**Task objective:** Copy out the records in full, word for word, without pictures.

##### Supplied data

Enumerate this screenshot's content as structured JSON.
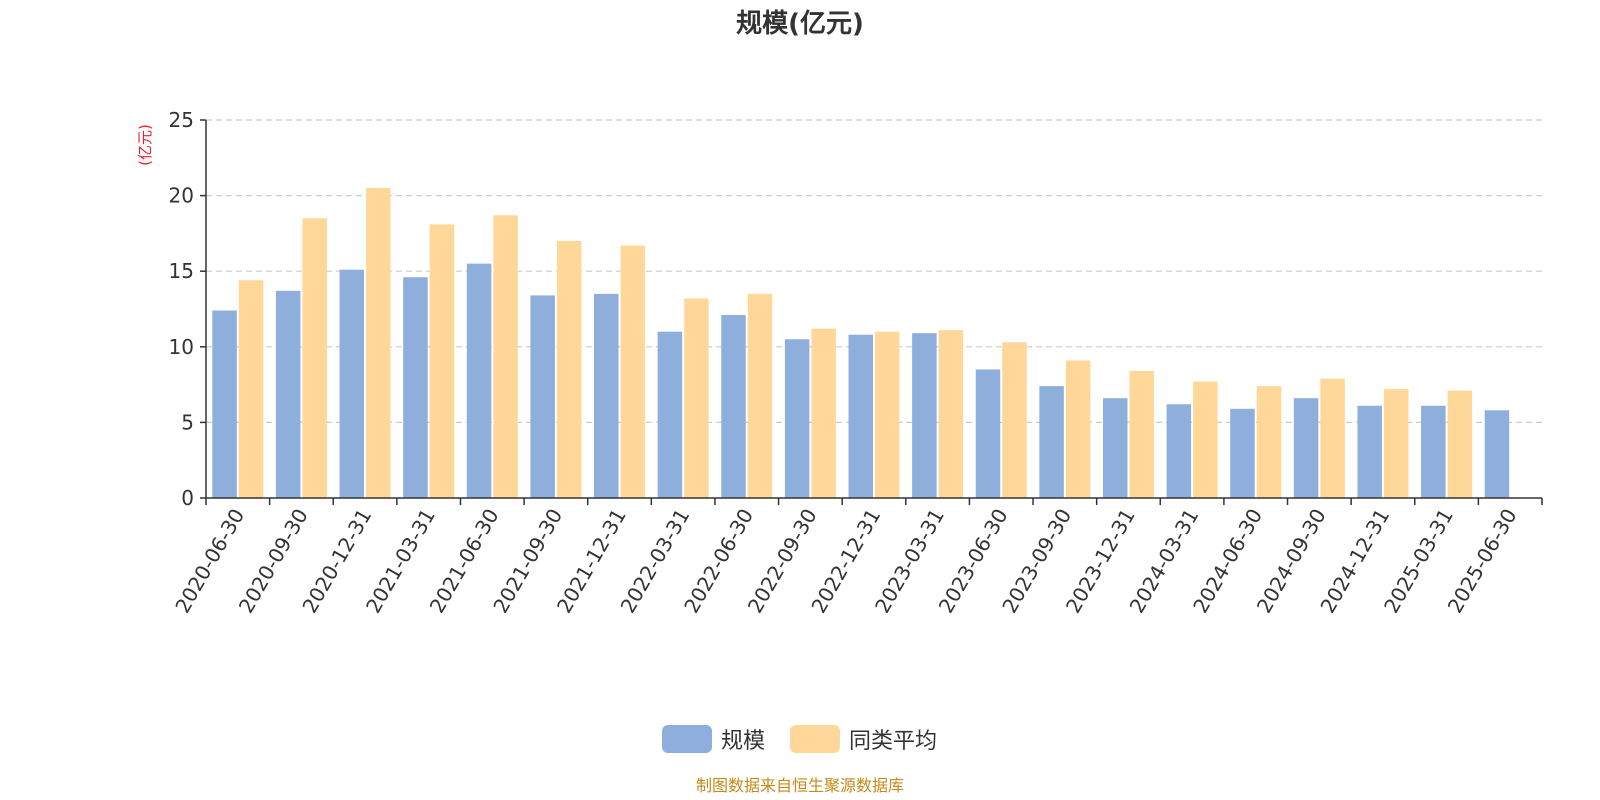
{
  "chart_data": {
    "type": "bar",
    "title": "规模(亿元)",
    "ylabel": "(亿元)",
    "ylim": [
      0,
      25
    ],
    "yticks": [
      0,
      5,
      10,
      15,
      20,
      25
    ],
    "grid": true,
    "legend_position": "bottom",
    "categories": [
      "2020-06-30",
      "2020-09-30",
      "2020-12-31",
      "2021-03-31",
      "2021-06-30",
      "2021-09-30",
      "2021-12-31",
      "2022-03-31",
      "2022-06-30",
      "2022-09-30",
      "2022-12-31",
      "2023-03-31",
      "2023-06-30",
      "2023-09-30",
      "2023-12-31",
      "2024-03-31",
      "2024-06-30",
      "2024-09-30",
      "2024-12-31",
      "2025-03-31",
      "2025-06-30"
    ],
    "series": [
      {
        "name": "规模",
        "color": "#8eaedb",
        "values": [
          12.4,
          13.7,
          15.1,
          14.6,
          15.5,
          13.4,
          13.5,
          11.0,
          12.1,
          10.5,
          10.8,
          10.9,
          8.5,
          7.4,
          6.6,
          6.2,
          5.9,
          6.6,
          6.1,
          6.1,
          5.8
        ]
      },
      {
        "name": "同类平均",
        "color": "#ffd899",
        "values": [
          14.4,
          18.5,
          20.5,
          18.1,
          18.7,
          17.0,
          16.7,
          13.2,
          13.5,
          11.2,
          11.0,
          11.1,
          10.3,
          9.1,
          8.4,
          7.7,
          7.4,
          7.9,
          7.2,
          7.1,
          null
        ]
      }
    ]
  },
  "footer": {
    "source": "制图数据来自恒生聚源数据库"
  },
  "colors": {
    "unit_label": "#e8202a",
    "source_text": "#c48a1a",
    "axis": "#333333",
    "grid": "#cccccc"
  }
}
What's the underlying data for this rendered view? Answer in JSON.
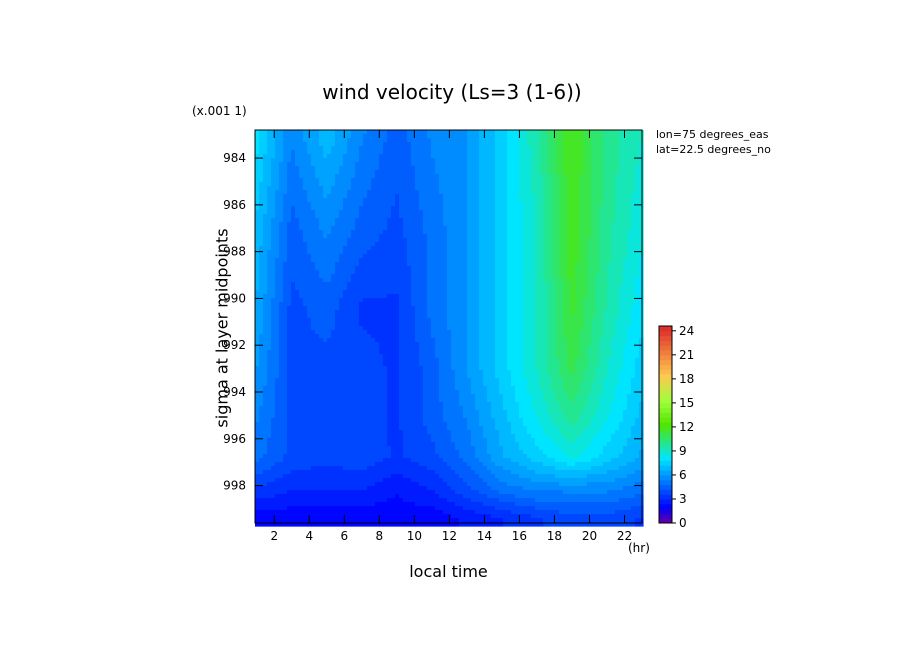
{
  "chart_data": {
    "type": "heatmap",
    "title": "wind velocity (Ls=3 (1-6))",
    "scale_note": "(x.001 1)",
    "xlabel": "local time",
    "xunit": "(hr)",
    "ylabel": "sigma at layer midpoints",
    "annotations": [
      "lon=75 degrees_eas",
      "lat=22.5 degrees_no"
    ],
    "x_ticks": [
      2,
      4,
      6,
      8,
      10,
      12,
      14,
      16,
      18,
      20,
      22
    ],
    "y_ticks": [
      984,
      986,
      988,
      990,
      992,
      994,
      996,
      998
    ],
    "xlim": [
      0.9,
      23.0
    ],
    "ylim": [
      999.6,
      982.8
    ],
    "colorbar": {
      "ticks": [
        0,
        3,
        6,
        9,
        12,
        15,
        18,
        21,
        24
      ],
      "range": [
        0,
        24.6
      ],
      "levels": 41
    },
    "x": [
      1,
      3,
      5,
      7,
      9,
      11,
      13,
      15,
      17,
      19,
      21,
      23
    ],
    "y": [
      983.0,
      987.2,
      990.4,
      993.0,
      995.0,
      996.8,
      998.2,
      999.4
    ],
    "values": [
      [
        8.0,
        5.5,
        7.0,
        5.5,
        4.5,
        5.5,
        6.0,
        7.5,
        9.5,
        12.0,
        10.0,
        9.0
      ],
      [
        7.0,
        4.5,
        5.5,
        4.5,
        4.0,
        5.0,
        6.0,
        7.5,
        9.0,
        11.8,
        9.8,
        8.5
      ],
      [
        6.5,
        4.0,
        4.5,
        3.5,
        3.5,
        5.0,
        6.0,
        7.5,
        9.0,
        11.5,
        9.5,
        8.0
      ],
      [
        6.0,
        4.0,
        4.0,
        3.8,
        3.5,
        4.5,
        6.0,
        7.5,
        9.0,
        11.0,
        9.0,
        7.5
      ],
      [
        5.5,
        4.0,
        4.0,
        3.8,
        3.5,
        4.5,
        5.5,
        7.0,
        8.5,
        10.0,
        8.5,
        7.0
      ],
      [
        5.0,
        4.0,
        3.8,
        4.0,
        3.5,
        4.0,
        5.0,
        6.5,
        7.5,
        8.5,
        7.5,
        6.5
      ],
      [
        3.5,
        3.0,
        3.0,
        3.0,
        2.5,
        3.0,
        4.0,
        5.0,
        5.5,
        5.5,
        5.5,
        5.0
      ],
      [
        2.0,
        2.0,
        2.0,
        2.0,
        2.0,
        2.0,
        2.5,
        3.0,
        3.5,
        4.0,
        4.0,
        3.5
      ]
    ]
  }
}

##########

**Full answer:**
Enumerate this screenshot's content as structured JSON.
{
  "chart_data": {
    "type": "bar",
    "title": "规模(亿元)",
    "ylabel": "(亿元)",
    "ylim": [
      0,
      25
    ],
    "yticks": [
      0,
      5,
      10,
      15,
      20,
      25
    ],
    "grid": true,
    "legend_position": "bottom",
    "categories": [
      "2020-06-30",
      "2020-09-30",
      "2020-12-31",
      "2021-03-31",
      "2021-06-30",
      "2021-09-30",
      "2021-12-31",
      "2022-03-31",
      "2022-06-30",
      "2022-09-30",
      "2022-12-31",
      "2023-03-31",
      "2023-06-30",
      "2023-09-30",
      "2023-12-31",
      "2024-03-31",
      "2024-06-30",
      "2024-09-30",
      "2024-12-31",
      "2025-03-31",
      "2025-06-30"
    ],
    "series": [
      {
        "name": "规模",
        "color": "#8eaedb",
        "values": [
          12.4,
          13.7,
          15.1,
          14.6,
          15.5,
          13.4,
          13.5,
          11.0,
          12.1,
          10.5,
          10.8,
          10.9,
          8.5,
          7.4,
          6.6,
          6.2,
          5.9,
          6.6,
          6.1,
          6.1,
          5.8
        ]
      },
      {
        "name": "同类平均",
        "color": "#ffd899",
        "values": [
          14.4,
          18.5,
          20.5,
          18.1,
          18.7,
          17.0,
          16.7,
          13.2,
          13.5,
          11.2,
          11.0,
          11.1,
          10.3,
          9.1,
          8.4,
          7.7,
          7.4,
          7.9,
          7.2,
          7.1,
          null
        ]
      }
    ]
  },
  "footer": {
    "source": "制图数据来自恒生聚源数据库"
  },
  "colors": {
    "unit_label": "#e8202a",
    "source_text": "#c48a1a",
    "axis": "#333333",
    "grid": "#cccccc"
  }
}
What's the underlying data for this rendered view? Answer in JSON.
{
  "chart_data": {
    "type": "heatmap",
    "title": "wind velocity (Ls=3 (1-6))",
    "scale_note": "(x.001 1)",
    "xlabel": "local time",
    "xunit": "(hr)",
    "ylabel": "sigma at layer midpoints",
    "annotations": [
      "lon=75 degrees_eas",
      "lat=22.5 degrees_no"
    ],
    "x_ticks": [
      2,
      4,
      6,
      8,
      10,
      12,
      14,
      16,
      18,
      20,
      22
    ],
    "y_ticks": [
      984,
      986,
      988,
      990,
      992,
      994,
      996,
      998
    ],
    "xlim": [
      0.9,
      23.0
    ],
    "ylim": [
      999.6,
      982.8
    ],
    "colorbar": {
      "ticks": [
        0,
        3,
        6,
        9,
        12,
        15,
        18,
        21,
        24
      ],
      "range": [
        0,
        24.6
      ],
      "levels": 41
    },
    "x": [
      1,
      3,
      5,
      7,
      9,
      11,
      13,
      15,
      17,
      19,
      21,
      23
    ],
    "y": [
      983.0,
      987.2,
      990.4,
      993.0,
      995.0,
      996.8,
      998.2,
      999.4
    ],
    "values": [
      [
        8.0,
        5.5,
        7.0,
        5.5,
        4.5,
        5.5,
        6.0,
        7.5,
        9.5,
        12.0,
        10.0,
        9.0
      ],
      [
        7.0,
        4.5,
        5.5,
        4.5,
        4.0,
        5.0,
        6.0,
        7.5,
        9.0,
        11.8,
        9.8,
        8.5
      ],
      [
        6.5,
        4.0,
        4.5,
        3.5,
        3.5,
        5.0,
        6.0,
        7.5,
        9.0,
        11.5,
        9.5,
        8.0
      ],
      [
        6.0,
        4.0,
        4.0,
        3.8,
        3.5,
        4.5,
        6.0,
        7.5,
        9.0,
        11.0,
        9.0,
        7.5
      ],
      [
        5.5,
        4.0,
        4.0,
        3.8,
        3.5,
        4.5,
        5.5,
        7.0,
        8.5,
        10.0,
        8.5,
        7.0
      ],
      [
        5.0,
        4.0,
        3.8,
        4.0,
        3.5,
        4.0,
        5.0,
        6.5,
        7.5,
        8.5,
        7.5,
        6.5
      ],
      [
        3.5,
        3.0,
        3.0,
        3.0,
        2.5,
        3.0,
        4.0,
        5.0,
        5.5,
        5.5,
        5.5,
        5.0
      ],
      [
        2.0,
        2.0,
        2.0,
        2.0,
        2.0,
        2.0,
        2.5,
        3.0,
        3.5,
        4.0,
        4.0,
        3.5
      ]
    ]
  }
}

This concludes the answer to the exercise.